▸ **AIM OF THE TASK**
Return each entry exactly, omitting nothing.

Dataset items:
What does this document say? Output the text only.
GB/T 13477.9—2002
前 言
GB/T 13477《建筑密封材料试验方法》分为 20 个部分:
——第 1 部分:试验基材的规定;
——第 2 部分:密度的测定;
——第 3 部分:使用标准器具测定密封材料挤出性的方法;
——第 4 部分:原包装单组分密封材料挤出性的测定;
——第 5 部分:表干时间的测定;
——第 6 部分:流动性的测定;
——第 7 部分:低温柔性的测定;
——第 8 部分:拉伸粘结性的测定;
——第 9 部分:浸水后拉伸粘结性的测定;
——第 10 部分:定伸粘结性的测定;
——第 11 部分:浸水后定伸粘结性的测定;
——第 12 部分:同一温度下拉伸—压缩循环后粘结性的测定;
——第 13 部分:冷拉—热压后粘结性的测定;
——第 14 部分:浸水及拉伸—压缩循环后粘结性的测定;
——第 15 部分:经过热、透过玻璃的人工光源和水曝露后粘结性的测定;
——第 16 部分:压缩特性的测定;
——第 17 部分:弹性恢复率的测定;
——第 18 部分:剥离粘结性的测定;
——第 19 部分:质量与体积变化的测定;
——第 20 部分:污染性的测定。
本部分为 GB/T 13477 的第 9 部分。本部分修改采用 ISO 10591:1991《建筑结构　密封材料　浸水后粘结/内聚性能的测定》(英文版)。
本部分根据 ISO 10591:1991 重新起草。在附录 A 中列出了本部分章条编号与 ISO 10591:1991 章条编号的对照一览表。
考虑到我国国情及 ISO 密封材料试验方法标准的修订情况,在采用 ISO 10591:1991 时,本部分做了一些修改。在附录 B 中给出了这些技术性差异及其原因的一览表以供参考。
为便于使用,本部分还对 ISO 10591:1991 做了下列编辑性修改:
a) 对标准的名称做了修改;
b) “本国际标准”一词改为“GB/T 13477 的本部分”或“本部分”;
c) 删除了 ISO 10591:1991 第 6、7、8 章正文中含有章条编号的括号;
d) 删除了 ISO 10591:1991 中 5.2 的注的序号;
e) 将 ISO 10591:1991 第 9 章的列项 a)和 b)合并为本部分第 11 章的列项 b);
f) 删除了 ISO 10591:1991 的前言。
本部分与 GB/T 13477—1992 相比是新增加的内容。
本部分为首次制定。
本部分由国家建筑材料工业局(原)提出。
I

▸ **THE RESPONSE**
What does this document say? Output the text only.
GB/T 13477.9—2002
前 言
GB/T 13477《建筑密封材料试验方法》分为 20 个部分:
——第 1 部分:试验基材的规定;
——第 2 部分:密度的测定;
——第 3 部分:使用标准器具测定密封材料挤出性的方法;
——第 4 部分:原包装单组分密封材料挤出性的测定;
——第 5 部分:表干时间的测定;
——第 6 部分:流动性的测定;
——第 7 部分:低温柔性的测定;
——第 8 部分:拉伸粘结性的测定;
——第 9 部分:浸水后拉伸粘结性的测定;
——第 10 部分:定伸粘结性的测定;
——第 11 部分:浸水后定伸粘结性的测定;
——第 12 部分:同一温度下拉伸—压缩循环后粘结性的测定;
——第 13 部分:冷拉—热压后粘结性的测定;
——第 14 部分:浸水及拉伸—压缩循环后粘结性的测定;
——第 15 部分:经过热、透过玻璃的人工光源和水曝露后粘结性的测定;
——第 16 部分:压缩特性的测定;
——第 17 部分:弹性恢复率的测定;
——第 18 部分:剥离粘结性的测定;
——第 19 部分:质量与体积变化的测定;
——第 20 部分:污染性的测定。
本部分为 GB/T 13477 的第 9 部分。本部分修改采用 ISO 10591:1991《建筑结构　密封材料　浸水后粘结/内聚性能的测定》(英文版)。
本部分根据 ISO 10591:1991 重新起草。在附录 A 中列出了本部分章条编号与 ISO 10591:1991 章条编号的对照一览表。
考虑到我国国情及 ISO 密封材料试验方法标准的修订情况,在采用 ISO 10591:1991 时,本部分做了一些修改。在附录 B 中给出了这些技术性差异及其原因的一览表以供参考。
为便于使用,本部分还对 ISO 10591:1991 做了下列编辑性修改:
a) 对标准的名称做了修改;
b) “本国际标准”一词改为“GB/T 13477 的本部分”或“本部分”;
c) 删除了 ISO 10591:1991 第 6、7、8 章正文中含有章条编号的括号;
d) 删除了 ISO 10591:1991 中 5.2 的注的序号;
e) 将 ISO 10591:1991 第 9 章的列项 a)和 b)合并为本部分第 11 章的列项 b);
f) 删除了 ISO 10591:1991 的前言。
本部分与 GB/T 13477—1992 相比是新增加的内容。
本部分为首次制定。
本部分由国家建筑材料工业局(原)提出。
I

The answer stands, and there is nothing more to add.